*Short exercise:* Give the data again, word for word.

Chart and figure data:
---

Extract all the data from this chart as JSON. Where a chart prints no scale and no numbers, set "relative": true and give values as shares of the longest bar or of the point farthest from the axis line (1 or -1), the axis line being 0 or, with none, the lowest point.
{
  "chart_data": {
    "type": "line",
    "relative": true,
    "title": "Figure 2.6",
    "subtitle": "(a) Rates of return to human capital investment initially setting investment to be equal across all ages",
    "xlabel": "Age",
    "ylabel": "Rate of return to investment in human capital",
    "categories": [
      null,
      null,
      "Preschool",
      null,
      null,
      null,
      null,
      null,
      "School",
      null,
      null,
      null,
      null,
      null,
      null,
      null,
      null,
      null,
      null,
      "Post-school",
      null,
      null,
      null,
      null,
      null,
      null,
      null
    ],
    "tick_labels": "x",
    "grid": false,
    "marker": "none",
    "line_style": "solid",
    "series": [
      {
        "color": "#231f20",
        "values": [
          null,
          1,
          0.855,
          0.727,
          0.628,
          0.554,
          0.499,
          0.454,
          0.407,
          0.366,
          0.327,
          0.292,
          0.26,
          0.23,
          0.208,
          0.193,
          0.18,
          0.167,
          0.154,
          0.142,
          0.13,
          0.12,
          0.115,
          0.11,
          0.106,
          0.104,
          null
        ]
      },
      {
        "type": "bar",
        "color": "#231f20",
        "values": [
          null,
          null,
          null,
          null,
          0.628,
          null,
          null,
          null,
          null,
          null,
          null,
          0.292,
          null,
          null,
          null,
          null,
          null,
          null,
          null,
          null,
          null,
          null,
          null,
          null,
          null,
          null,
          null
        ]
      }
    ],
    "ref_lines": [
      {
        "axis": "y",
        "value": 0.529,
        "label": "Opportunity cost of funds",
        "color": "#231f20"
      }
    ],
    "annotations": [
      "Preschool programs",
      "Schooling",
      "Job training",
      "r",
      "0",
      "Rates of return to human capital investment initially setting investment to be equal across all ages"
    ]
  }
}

---

*Exercise answer:*
Extract all the data from this chart as JSON. Where a chart prints no scale and no numbers, set "relative": true and give values as shares of the longest bar or of the point farthest from the axis line (1 or -1), the axis line being 0 or, with none, the lowest point.
{
  "chart_data": {
    "type": "line",
    "relative": true,
    "title": "Figure 2.6",
    "subtitle": "(a) Rates of return to human capital investment initially setting investment to be equal across all ages",
    "xlabel": "Age",
    "ylabel": "Rate of return to investment in human capital",
    "categories": [
      null,
      null,
      "Preschool",
      null,
      null,
      null,
      null,
      null,
      "School",
      null,
      null,
      null,
      null,
      null,
      null,
      null,
      null,
      null,
      null,
      "Post-school",
      null,
      null,
      null,
      null,
      null,
      null,
      null
    ],
    "tick_labels": "x",
    "grid": false,
    "marker": "none",
    "line_style": "solid",
    "series": [
      {
        "color": "#231f20",
        "values": [
          null,
          1,
          0.855,
          0.727,
          0.628,
          0.554,
          0.499,
          0.454,
          0.407,
          0.366,
          0.327,
          0.292,
          0.26,
          0.23,
          0.208,
          0.193,
          0.18,
          0.167,
          0.154,
          0.142,
          0.13,
          0.12,
          0.115,
          0.11,
          0.106,
          0.104,
          null
        ]
      },
      {
        "type": "bar",
        "color": "#231f20",
        "values": [
          null,
          null,
          null,
          null,
          0.628,
          null,
          null,
          null,
          null,
          null,
          null,
          0.292,
          null,
          null,
          null,
          null,
          null,
          null,
          null,
          null,
          null,
          null,
          null,
          null,
          null,
          null,
          null
        ]
      }
    ],
    "ref_lines": [
      {
        "axis": "y",
        "value": 0.529,
        "label": "Opportunity cost of funds",
        "color": "#231f20"
      }
    ],
    "annotations": [
      "Preschool programs",
      "Schooling",
      "Job training",
      "r",
      "0",
      "Rates of return to human capital investment initially setting investment to be equal across all ages"
    ]
  }
}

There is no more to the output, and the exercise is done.